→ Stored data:
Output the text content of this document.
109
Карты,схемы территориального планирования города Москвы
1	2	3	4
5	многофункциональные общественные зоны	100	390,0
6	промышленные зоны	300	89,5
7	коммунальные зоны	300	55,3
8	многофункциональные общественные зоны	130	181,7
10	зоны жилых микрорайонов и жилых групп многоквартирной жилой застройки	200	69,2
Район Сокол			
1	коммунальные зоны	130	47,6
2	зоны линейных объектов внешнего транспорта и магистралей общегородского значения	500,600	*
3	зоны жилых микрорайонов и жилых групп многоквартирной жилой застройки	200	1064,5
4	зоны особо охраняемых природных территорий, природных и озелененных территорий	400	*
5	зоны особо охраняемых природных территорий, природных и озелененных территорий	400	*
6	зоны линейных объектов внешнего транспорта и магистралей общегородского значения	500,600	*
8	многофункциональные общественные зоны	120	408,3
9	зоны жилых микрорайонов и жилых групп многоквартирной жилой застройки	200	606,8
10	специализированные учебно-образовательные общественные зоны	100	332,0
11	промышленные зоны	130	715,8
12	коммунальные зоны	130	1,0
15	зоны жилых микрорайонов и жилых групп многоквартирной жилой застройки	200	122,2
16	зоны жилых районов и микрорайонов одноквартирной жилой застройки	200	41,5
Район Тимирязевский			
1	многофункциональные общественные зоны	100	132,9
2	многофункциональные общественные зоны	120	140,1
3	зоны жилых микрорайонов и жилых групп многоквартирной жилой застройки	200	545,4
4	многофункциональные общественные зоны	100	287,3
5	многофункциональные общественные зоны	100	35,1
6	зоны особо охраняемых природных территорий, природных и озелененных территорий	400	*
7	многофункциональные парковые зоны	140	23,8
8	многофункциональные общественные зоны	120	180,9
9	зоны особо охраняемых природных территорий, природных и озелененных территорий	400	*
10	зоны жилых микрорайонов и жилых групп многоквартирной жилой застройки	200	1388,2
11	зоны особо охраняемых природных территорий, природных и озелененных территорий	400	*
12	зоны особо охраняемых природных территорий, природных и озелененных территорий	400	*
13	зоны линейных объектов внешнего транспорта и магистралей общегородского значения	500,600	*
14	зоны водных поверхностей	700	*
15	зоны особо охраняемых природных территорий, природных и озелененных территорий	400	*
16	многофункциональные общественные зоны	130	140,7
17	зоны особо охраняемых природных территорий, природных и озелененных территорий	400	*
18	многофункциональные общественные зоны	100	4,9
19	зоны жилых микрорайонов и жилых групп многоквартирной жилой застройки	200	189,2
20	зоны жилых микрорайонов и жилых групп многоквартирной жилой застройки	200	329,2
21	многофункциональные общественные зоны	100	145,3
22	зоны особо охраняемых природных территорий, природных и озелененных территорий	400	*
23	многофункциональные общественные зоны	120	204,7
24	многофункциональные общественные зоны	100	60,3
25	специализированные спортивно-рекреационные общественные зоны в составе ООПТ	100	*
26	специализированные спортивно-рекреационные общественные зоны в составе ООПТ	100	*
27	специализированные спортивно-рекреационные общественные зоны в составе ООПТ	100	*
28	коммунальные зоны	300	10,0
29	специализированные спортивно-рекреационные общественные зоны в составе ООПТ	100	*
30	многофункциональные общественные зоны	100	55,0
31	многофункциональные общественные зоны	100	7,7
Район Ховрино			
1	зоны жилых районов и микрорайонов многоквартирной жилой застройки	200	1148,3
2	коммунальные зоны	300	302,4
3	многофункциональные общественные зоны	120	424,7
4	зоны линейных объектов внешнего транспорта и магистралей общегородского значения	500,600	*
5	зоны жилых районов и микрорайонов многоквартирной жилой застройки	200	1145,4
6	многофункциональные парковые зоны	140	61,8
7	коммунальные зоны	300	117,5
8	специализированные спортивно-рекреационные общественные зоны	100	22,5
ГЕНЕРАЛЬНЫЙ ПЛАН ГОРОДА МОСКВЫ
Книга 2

→ Task to carry out: Look through the records and gather every line containing "групп".

→ Exercise solution:
10	зоны жилых микрорайонов и жилых групп многоквартирной жилой застройки	200	69,2
3	зоны жилых микрорайонов и жилых групп многоквартирной жилой застройки	200	1064,5
9	зоны жилых микрорайонов и жилых групп многоквартирной жилой застройки	200	606,8
15	зоны жилых микрорайонов и жилых групп многоквартирной жилой застройки	200	122,2
3	зоны жилых микрорайонов и жилых групп многоквартирной жилой застройки	200	545,4
10	зоны жилых микрорайонов и жилых групп многоквартирной жилой застройки	200	1388,2
19	зоны жилых микрорайонов и жилых групп многоквартирной жилой застройки	200	189,2
20	зоны жилых микрорайонов и жилых групп многоквартирной жилой застройки	200	329,2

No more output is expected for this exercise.